▶ _WHAT IS BEING ASKED_
Quote the listing below in its entirety.
------
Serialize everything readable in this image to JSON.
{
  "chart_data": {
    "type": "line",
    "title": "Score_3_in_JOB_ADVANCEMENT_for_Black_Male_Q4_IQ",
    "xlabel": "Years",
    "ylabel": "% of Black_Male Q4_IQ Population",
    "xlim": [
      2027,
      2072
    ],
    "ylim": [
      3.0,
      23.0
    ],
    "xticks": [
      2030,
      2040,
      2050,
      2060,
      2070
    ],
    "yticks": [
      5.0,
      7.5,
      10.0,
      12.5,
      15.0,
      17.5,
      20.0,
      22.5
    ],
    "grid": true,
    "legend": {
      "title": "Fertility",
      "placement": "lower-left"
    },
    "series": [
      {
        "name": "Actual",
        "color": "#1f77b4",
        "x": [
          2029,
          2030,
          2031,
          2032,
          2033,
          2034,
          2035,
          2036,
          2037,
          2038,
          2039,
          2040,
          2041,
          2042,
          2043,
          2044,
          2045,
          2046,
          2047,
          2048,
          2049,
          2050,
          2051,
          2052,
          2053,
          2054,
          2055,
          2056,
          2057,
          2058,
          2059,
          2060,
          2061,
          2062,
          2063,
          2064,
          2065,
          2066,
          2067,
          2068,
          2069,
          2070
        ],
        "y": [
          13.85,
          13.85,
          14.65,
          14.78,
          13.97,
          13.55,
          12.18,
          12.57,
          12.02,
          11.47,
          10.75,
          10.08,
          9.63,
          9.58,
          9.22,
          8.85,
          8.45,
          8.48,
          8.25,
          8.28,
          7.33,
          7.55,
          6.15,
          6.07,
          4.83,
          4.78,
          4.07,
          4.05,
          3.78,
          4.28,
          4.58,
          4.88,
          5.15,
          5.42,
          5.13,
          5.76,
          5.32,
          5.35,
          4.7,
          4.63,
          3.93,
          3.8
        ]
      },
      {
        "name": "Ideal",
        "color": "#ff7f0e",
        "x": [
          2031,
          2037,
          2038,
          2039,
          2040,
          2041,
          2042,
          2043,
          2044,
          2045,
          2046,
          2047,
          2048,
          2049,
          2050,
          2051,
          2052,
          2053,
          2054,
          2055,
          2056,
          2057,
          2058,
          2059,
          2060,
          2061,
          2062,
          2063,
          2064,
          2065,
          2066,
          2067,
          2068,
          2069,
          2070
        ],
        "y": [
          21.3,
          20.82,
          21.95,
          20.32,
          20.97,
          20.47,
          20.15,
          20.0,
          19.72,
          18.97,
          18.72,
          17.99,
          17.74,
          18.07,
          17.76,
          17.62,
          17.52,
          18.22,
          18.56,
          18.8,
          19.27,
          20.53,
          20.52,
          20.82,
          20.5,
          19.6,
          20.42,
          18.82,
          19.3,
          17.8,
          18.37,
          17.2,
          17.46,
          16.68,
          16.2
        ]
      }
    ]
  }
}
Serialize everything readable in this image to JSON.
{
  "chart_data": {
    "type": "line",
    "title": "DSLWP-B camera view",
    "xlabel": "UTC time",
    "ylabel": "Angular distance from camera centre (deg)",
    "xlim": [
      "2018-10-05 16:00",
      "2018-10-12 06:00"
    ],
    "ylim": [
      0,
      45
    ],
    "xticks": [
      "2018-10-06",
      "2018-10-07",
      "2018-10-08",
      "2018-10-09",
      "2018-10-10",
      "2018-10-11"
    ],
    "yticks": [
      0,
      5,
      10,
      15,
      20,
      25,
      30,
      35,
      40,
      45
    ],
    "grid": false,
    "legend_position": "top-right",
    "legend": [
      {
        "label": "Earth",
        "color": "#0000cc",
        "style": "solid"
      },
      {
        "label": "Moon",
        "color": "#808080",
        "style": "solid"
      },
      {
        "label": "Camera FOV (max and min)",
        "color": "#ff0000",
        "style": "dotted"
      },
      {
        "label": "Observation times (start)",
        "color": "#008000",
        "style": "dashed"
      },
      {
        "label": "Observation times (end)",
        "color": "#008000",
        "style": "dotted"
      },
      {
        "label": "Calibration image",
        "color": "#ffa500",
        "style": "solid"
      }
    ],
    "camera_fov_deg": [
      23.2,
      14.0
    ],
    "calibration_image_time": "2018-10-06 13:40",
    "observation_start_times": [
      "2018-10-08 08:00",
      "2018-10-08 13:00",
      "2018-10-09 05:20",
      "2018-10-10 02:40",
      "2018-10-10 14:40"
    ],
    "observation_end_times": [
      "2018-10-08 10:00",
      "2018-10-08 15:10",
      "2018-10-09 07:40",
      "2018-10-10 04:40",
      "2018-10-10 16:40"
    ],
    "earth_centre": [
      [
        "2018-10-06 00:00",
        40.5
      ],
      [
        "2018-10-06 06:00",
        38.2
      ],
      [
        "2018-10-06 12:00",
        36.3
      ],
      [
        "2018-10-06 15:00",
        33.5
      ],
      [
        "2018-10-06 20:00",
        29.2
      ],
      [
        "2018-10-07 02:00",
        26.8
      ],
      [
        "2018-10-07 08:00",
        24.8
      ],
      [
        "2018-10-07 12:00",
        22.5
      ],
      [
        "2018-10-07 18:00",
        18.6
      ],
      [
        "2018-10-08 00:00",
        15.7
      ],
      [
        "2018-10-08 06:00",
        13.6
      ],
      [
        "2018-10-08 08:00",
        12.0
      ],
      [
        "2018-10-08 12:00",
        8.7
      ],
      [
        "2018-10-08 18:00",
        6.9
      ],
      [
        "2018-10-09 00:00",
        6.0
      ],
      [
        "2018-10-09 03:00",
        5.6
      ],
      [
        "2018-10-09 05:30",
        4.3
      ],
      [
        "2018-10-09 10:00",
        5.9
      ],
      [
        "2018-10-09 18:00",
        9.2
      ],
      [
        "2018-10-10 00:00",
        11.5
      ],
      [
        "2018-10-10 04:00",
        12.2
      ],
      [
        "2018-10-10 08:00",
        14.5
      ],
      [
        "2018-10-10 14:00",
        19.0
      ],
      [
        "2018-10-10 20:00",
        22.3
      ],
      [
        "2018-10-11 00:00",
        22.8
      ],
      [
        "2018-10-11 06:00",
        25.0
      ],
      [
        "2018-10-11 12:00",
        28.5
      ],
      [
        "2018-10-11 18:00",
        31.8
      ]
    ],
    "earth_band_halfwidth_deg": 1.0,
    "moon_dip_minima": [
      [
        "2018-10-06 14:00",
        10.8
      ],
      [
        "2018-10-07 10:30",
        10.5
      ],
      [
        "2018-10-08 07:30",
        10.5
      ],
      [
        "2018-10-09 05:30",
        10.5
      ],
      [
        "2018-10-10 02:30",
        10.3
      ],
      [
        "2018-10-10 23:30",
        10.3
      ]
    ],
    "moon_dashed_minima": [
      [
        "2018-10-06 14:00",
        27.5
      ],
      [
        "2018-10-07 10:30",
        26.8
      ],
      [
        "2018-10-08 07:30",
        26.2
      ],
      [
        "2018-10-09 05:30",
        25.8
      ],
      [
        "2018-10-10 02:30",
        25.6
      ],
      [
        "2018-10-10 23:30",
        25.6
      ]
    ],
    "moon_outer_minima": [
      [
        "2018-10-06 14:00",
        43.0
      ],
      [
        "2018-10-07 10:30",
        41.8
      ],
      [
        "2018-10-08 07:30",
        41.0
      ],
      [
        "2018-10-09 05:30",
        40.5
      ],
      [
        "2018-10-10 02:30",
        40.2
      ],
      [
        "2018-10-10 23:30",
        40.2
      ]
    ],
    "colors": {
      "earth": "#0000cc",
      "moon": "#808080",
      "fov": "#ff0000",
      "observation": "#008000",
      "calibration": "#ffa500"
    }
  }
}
------
▶ _SOLUTION TO THIS TASK_
Serialize everything readable in this image to JSON.
{
  "chart_data": {
    "type": "line",
    "title": "Score_3_in_JOB_ADVANCEMENT_for_Black_Male_Q4_IQ",
    "xlabel": "Years",
    "ylabel": "% of Black_Male Q4_IQ Population",
    "xlim": [
      2027,
      2072
    ],
    "ylim": [
      3.0,
      23.0
    ],
    "xticks": [
      2030,
      2040,
      2050,
      2060,
      2070
    ],
    "yticks": [
      5.0,
      7.5,
      10.0,
      12.5,
      15.0,
      17.5,
      20.0,
      22.5
    ],
    "grid": true,
    "legend": {
      "title": "Fertility",
      "placement": "lower-left"
    },
    "series": [
      {
        "name": "Actual",
        "color": "#1f77b4",
        "x": [
          2029,
          2030,
          2031,
          2032,
          2033,
          2034,
          2035,
          2036,
          2037,
          2038,
          2039,
          2040,
          2041,
          2042,
          2043,
          2044,
          2045,
          2046,
          2047,
          2048,
          2049,
          2050,
          2051,
          2052,
          2053,
          2054,
          2055,
          2056,
          2057,
          2058,
          2059,
          2060,
          2061,
          2062,
          2063,
          2064,
          2065,
          2066,
          2067,
          2068,
          2069,
          2070
        ],
        "y": [
          13.85,
          13.85,
          14.65,
          14.78,
          13.97,
          13.55,
          12.18,
          12.57,
          12.02,
          11.47,
          10.75,
          10.08,
          9.63,
          9.58,
          9.22,
          8.85,
          8.45,
          8.48,
          8.25,
          8.28,
          7.33,
          7.55,
          6.15,
          6.07,
          4.83,
          4.78,
          4.07,
          4.05,
          3.78,
          4.28,
          4.58,
          4.88,
          5.15,
          5.42,
          5.13,
          5.76,
          5.32,
          5.35,
          4.7,
          4.63,
          3.93,
          3.8
        ]
      },
      {
        "name": "Ideal",
        "color": "#ff7f0e",
        "x": [
          2031,
          2037,
          2038,
          2039,
          2040,
          2041,
          2042,
          2043,
          2044,
          2045,
          2046,
          2047,
          2048,
          2049,
          2050,
          2051,
          2052,
          2053,
          2054,
          2055,
          2056,
          2057,
          2058,
          2059,
          2060,
          2061,
          2062,
          2063,
          2064,
          2065,
          2066,
          2067,
          2068,
          2069,
          2070
        ],
        "y": [
          21.3,
          20.82,
          21.95,
          20.32,
          20.97,
          20.47,
          20.15,
          20.0,
          19.72,
          18.97,
          18.72,
          17.99,
          17.74,
          18.07,
          17.76,
          17.62,
          17.52,
          18.22,
          18.56,
          18.8,
          19.27,
          20.53,
          20.52,
          20.82,
          20.5,
          19.6,
          20.42,
          18.82,
          19.3,
          17.8,
          18.37,
          17.2,
          17.46,
          16.68,
          16.2
        ]
      }
    ]
  }
}
Serialize everything readable in this image to JSON.
{
  "chart_data": {
    "type": "line",
    "title": "DSLWP-B camera view",
    "xlabel": "UTC time",
    "ylabel": "Angular distance from camera centre (deg)",
    "xlim": [
      "2018-10-05 16:00",
      "2018-10-12 06:00"
    ],
    "ylim": [
      0,
      45
    ],
    "xticks": [
      "2018-10-06",
      "2018-10-07",
      "2018-10-08",
      "2018-10-09",
      "2018-10-10",
      "2018-10-11"
    ],
    "yticks": [
      0,
      5,
      10,
      15,
      20,
      25,
      30,
      35,
      40,
      45
    ],
    "grid": false,
    "legend_position": "top-right",
    "legend": [
      {
        "label": "Earth",
        "color": "#0000cc",
        "style": "solid"
      },
      {
        "label": "Moon",
        "color": "#808080",
        "style": "solid"
      },
      {
        "label": "Camera FOV (max and min)",
        "color": "#ff0000",
        "style": "dotted"
      },
      {
        "label": "Observation times (start)",
        "color": "#008000",
        "style": "dashed"
      },
      {
        "label": "Observation times (end)",
        "color": "#008000",
        "style": "dotted"
      },
      {
        "label": "Calibration image",
        "color": "#ffa500",
        "style": "solid"
      }
    ],
    "camera_fov_deg": [
      23.2,
      14.0
    ],
    "calibration_image_time": "2018-10-06 13:40",
    "observation_start_times": [
      "2018-10-08 08:00",
      "2018-10-08 13:00",
      "2018-10-09 05:20",
      "2018-10-10 02:40",
      "2018-10-10 14:40"
    ],
    "observation_end_times": [
      "2018-10-08 10:00",
      "2018-10-08 15:10",
      "2018-10-09 07:40",
      "2018-10-10 04:40",
      "2018-10-10 16:40"
    ],
    "earth_centre": [
      [
        "2018-10-06 00:00",
        40.5
      ],
      [
        "2018-10-06 06:00",
        38.2
      ],
      [
        "2018-10-06 12:00",
        36.3
      ],
      [
        "2018-10-06 15:00",
        33.5
      ],
      [
        "2018-10-06 20:00",
        29.2
      ],
      [
        "2018-10-07 02:00",
        26.8
      ],
      [
        "2018-10-07 08:00",
        24.8
      ],
      [
        "2018-10-07 12:00",
        22.5
      ],
      [
        "2018-10-07 18:00",
        18.6
      ],
      [
        "2018-10-08 00:00",
        15.7
      ],
      [
        "2018-10-08 06:00",
        13.6
      ],
      [
        "2018-10-08 08:00",
        12.0
      ],
      [
        "2018-10-08 12:00",
        8.7
      ],
      [
        "2018-10-08 18:00",
        6.9
      ],
      [
        "2018-10-09 00:00",
        6.0
      ],
      [
        "2018-10-09 03:00",
        5.6
      ],
      [
        "2018-10-09 05:30",
        4.3
      ],
      [
        "2018-10-09 10:00",
        5.9
      ],
      [
        "2018-10-09 18:00",
        9.2
      ],
      [
        "2018-10-10 00:00",
        11.5
      ],
      [
        "2018-10-10 04:00",
        12.2
      ],
      [
        "2018-10-10 08:00",
        14.5
      ],
      [
        "2018-10-10 14:00",
        19.0
      ],
      [
        "2018-10-10 20:00",
        22.3
      ],
      [
        "2018-10-11 00:00",
        22.8
      ],
      [
        "2018-10-11 06:00",
        25.0
      ],
      [
        "2018-10-11 12:00",
        28.5
      ],
      [
        "2018-10-11 18:00",
        31.8
      ]
    ],
    "earth_band_halfwidth_deg": 1.0,
    "moon_dip_minima": [
      [
        "2018-10-06 14:00",
        10.8
      ],
      [
        "2018-10-07 10:30",
        10.5
      ],
      [
        "2018-10-08 07:30",
        10.5
      ],
      [
        "2018-10-09 05:30",
        10.5
      ],
      [
        "2018-10-10 02:30",
        10.3
      ],
      [
        "2018-10-10 23:30",
        10.3
      ]
    ],
    "moon_dashed_minima": [
      [
        "2018-10-06 14:00",
        27.5
      ],
      [
        "2018-10-07 10:30",
        26.8
      ],
      [
        "2018-10-08 07:30",
        26.2
      ],
      [
        "2018-10-09 05:30",
        25.8
      ],
      [
        "2018-10-10 02:30",
        25.6
      ],
      [
        "2018-10-10 23:30",
        25.6
      ]
    ],
    "moon_outer_minima": [
      [
        "2018-10-06 14:00",
        43.0
      ],
      [
        "2018-10-07 10:30",
        41.8
      ],
      [
        "2018-10-08 07:30",
        41.0
      ],
      [
        "2018-10-09 05:30",
        40.5
      ],
      [
        "2018-10-10 02:30",
        40.2
      ],
      [
        "2018-10-10 23:30",
        40.2
      ]
    ],
    "colors": {
      "earth": "#0000cc",
      "moon": "#808080",
      "fov": "#ff0000",
      "observation": "#008000",
      "calibration": "#ffa500"
    }
  }
}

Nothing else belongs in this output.